§ **WHAT IS ASKED**
Select the lines below containing the word "report".

§ **SUPPLIED INFORMATION**
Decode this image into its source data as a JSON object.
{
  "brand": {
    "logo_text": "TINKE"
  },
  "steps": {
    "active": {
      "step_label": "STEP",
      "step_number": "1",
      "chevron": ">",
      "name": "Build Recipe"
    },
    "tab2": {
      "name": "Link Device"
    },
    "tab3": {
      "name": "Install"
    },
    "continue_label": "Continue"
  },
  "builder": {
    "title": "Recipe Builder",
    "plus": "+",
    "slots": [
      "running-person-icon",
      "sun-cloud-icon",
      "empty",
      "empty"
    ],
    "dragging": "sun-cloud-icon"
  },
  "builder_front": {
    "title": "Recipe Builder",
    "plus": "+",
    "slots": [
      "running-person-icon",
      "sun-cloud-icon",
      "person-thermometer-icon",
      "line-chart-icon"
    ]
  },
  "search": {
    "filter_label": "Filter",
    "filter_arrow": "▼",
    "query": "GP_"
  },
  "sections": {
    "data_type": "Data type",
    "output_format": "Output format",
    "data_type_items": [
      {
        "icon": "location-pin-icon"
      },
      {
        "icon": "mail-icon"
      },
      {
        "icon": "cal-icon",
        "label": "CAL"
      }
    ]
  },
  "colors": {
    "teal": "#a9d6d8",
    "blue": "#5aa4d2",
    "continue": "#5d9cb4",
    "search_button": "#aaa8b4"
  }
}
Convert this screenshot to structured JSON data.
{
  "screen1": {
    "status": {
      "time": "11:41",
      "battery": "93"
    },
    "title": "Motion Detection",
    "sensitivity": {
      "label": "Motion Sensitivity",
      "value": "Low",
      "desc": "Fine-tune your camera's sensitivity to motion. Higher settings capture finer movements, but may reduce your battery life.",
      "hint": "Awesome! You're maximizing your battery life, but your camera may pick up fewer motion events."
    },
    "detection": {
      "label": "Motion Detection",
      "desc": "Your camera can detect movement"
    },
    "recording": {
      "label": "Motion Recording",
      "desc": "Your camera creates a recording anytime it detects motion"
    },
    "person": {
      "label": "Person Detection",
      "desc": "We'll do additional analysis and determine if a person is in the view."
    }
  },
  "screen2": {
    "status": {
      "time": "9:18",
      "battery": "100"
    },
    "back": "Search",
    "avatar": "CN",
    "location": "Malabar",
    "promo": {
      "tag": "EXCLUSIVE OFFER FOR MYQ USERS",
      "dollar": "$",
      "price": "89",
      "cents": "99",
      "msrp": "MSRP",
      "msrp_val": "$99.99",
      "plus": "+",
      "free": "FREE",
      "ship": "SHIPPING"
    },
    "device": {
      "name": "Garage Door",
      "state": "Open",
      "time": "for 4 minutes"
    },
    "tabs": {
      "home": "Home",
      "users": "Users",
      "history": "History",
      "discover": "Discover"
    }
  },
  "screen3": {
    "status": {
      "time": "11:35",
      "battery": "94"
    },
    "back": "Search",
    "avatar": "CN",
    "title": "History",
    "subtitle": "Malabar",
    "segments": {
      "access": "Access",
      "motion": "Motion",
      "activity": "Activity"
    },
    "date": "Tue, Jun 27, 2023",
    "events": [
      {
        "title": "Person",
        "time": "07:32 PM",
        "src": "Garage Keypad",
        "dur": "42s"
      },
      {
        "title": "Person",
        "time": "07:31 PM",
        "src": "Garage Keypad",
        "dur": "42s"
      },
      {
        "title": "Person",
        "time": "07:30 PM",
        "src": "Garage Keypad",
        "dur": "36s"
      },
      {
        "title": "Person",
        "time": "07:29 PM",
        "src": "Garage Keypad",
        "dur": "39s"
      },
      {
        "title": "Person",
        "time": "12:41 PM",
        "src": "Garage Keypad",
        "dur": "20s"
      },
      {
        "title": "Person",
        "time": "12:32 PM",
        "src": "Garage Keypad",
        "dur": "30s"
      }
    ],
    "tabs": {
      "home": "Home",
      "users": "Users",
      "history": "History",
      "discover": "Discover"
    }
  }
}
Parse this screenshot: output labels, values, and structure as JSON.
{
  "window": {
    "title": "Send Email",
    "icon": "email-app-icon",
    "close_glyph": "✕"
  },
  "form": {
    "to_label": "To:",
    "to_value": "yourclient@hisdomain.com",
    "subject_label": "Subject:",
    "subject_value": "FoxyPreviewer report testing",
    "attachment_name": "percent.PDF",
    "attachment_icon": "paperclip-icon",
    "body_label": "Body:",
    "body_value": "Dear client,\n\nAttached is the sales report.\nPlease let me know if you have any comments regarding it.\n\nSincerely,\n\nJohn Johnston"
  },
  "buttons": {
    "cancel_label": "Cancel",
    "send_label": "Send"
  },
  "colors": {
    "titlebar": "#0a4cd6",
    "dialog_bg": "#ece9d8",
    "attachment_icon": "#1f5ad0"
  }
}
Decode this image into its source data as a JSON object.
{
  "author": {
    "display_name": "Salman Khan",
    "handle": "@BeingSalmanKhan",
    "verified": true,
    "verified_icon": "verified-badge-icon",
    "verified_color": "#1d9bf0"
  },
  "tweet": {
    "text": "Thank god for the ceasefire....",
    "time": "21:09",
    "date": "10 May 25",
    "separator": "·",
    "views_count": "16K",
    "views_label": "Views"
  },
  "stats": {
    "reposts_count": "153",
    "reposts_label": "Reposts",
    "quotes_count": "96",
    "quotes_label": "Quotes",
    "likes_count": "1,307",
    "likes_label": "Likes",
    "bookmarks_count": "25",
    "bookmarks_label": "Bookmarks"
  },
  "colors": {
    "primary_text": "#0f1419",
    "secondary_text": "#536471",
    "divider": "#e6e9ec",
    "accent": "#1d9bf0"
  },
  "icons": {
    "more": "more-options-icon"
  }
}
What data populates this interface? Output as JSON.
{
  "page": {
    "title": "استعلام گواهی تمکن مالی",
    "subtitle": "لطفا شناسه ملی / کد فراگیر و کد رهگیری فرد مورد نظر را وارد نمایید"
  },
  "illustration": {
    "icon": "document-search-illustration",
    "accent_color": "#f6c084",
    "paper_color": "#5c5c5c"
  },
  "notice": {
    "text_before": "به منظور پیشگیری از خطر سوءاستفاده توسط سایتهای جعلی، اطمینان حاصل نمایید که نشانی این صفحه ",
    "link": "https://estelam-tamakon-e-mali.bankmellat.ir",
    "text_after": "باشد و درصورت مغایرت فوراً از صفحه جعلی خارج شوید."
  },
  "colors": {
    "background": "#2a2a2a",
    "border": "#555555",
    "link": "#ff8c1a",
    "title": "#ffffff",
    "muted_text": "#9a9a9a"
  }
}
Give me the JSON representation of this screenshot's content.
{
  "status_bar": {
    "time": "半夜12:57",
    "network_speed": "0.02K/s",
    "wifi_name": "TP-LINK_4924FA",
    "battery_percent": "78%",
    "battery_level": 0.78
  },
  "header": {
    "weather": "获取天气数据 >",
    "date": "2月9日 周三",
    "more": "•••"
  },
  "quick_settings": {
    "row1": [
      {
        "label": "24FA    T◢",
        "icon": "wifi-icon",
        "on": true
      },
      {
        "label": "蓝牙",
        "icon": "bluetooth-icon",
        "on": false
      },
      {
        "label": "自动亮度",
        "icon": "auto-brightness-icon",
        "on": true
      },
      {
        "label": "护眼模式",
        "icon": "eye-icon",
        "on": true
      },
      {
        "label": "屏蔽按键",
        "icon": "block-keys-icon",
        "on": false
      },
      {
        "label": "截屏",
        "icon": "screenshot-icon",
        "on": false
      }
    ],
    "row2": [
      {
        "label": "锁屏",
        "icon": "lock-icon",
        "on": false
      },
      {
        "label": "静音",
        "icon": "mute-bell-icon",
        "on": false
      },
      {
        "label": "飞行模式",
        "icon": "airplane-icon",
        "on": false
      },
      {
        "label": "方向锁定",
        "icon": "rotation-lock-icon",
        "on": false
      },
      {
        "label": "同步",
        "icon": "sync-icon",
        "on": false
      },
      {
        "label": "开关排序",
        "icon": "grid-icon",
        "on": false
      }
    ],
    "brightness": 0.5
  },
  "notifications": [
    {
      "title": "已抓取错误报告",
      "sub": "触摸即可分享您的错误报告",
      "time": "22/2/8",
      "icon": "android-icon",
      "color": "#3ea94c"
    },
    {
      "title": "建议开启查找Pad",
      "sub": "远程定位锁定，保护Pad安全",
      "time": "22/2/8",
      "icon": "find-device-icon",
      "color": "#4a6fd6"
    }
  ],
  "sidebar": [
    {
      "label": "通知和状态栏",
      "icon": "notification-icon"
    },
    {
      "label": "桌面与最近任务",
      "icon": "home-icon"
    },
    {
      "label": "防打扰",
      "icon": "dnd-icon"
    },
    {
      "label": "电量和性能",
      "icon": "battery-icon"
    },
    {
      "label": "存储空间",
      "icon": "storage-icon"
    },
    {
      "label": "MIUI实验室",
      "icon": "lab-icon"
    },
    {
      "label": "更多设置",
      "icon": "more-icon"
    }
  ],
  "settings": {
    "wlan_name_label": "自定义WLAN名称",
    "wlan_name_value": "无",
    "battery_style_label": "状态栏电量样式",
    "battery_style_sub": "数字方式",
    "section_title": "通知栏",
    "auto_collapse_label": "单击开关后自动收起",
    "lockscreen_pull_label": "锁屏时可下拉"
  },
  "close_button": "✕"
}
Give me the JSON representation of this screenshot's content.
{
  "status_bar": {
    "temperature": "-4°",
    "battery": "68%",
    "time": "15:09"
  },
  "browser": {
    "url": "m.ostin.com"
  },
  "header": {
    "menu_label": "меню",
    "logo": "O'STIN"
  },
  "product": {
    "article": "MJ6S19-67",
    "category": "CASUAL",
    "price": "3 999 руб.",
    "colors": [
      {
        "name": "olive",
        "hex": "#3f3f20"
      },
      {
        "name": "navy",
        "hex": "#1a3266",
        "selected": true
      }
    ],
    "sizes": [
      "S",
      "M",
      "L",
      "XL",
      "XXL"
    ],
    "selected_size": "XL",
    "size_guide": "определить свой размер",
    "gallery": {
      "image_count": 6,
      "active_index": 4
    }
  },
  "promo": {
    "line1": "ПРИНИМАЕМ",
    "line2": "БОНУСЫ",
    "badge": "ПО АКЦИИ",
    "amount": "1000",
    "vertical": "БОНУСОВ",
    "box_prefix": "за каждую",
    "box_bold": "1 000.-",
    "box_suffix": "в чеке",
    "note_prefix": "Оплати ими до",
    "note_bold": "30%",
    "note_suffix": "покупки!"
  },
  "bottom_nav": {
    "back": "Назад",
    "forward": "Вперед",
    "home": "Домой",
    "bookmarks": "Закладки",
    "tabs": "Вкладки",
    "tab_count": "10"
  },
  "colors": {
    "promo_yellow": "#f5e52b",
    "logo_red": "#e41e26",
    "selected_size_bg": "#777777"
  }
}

§ **FINAL RESULT**
    "subject_value": "FoxyPreviewer report testing",
    "body_value": "Dear client,\n\nAttached is the sales report.\nPlease let me know if you have any comments regarding it.\n\nSincerely,\n\nJohn Johnston"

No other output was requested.